Exercise task :: Transcribe the records that follow in their entirety, omitting any pictures.

::: Data shown

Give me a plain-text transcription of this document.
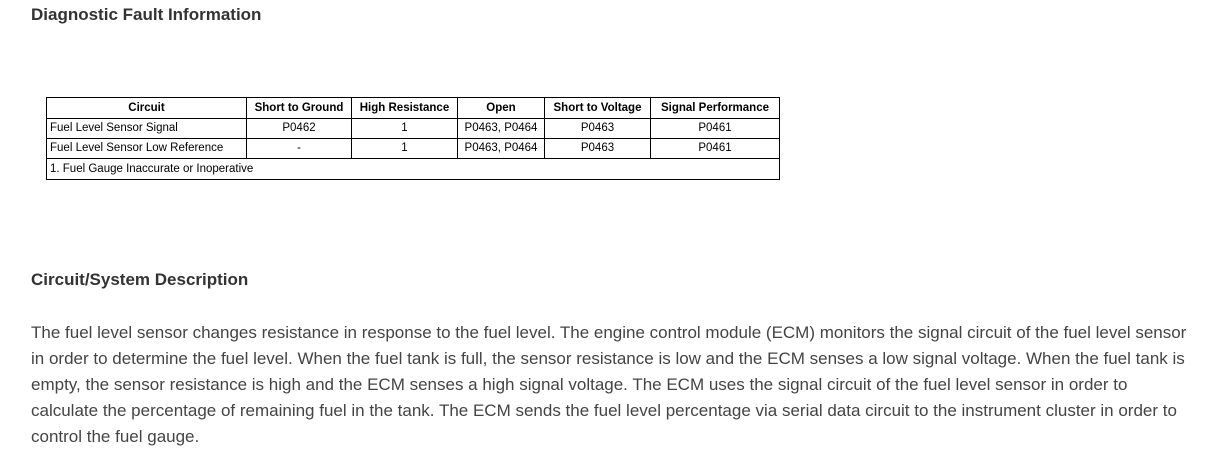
Diagnostic Fault Information
Circuit	Short to Ground	High Resistance	Open	Short to Voltage	Signal Performance
Fuel Level Sensor Signal	P0462	1	P0463, P0464	P0463	P0461
Fuel Level Sensor Low Reference	-	1	P0463, P0464	P0463	P0461
1. Fuel Gauge Inaccurate or Inoperative					
Circuit/System Description

The fuel level sensor changes resistance in response to the fuel level. The engine control module (ECM) monitors the signal circuit of the fuel level sensor in order to determine the fuel level. When the fuel tank is full, the sensor resistance is low and the ECM senses a low signal voltage. When the fuel tank is empty, the sensor resistance is high and the ECM senses a high signal voltage. The ECM uses the signal circuit of the fuel level sensor in order to calculate the percentage of remaining fuel in the tank. The ECM sends the fuel level percentage via serial data circuit to the instrument cluster in order to control the fuel gauge.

::::::

The response ::
Give me a plain-text transcription of this document.
Diagnostic Fault Information
Circuit	Short to Ground	High Resistance	Open	Short to Voltage	Signal Performance
Fuel Level Sensor Signal	P0462	1	P0463, P0464	P0463	P0461
Fuel Level Sensor Low Reference	-	1	P0463, P0464	P0463	P0461
1. Fuel Gauge Inaccurate or Inoperative					
Circuit/System Description

The fuel level sensor changes resistance in response to the fuel level. The engine control module (ECM) monitors the signal circuit of the fuel level sensor in order to determine the fuel level. When the fuel tank is full, the sensor resistance is low and the ECM senses a low signal voltage. When the fuel tank is empty, the sensor resistance is high and the ECM senses a high signal voltage. The ECM uses the signal circuit of the fuel level sensor in order to calculate the percentage of remaining fuel in the tank. The ECM sends the fuel level percentage via serial data circuit to the instrument cluster in order to control the fuel gauge.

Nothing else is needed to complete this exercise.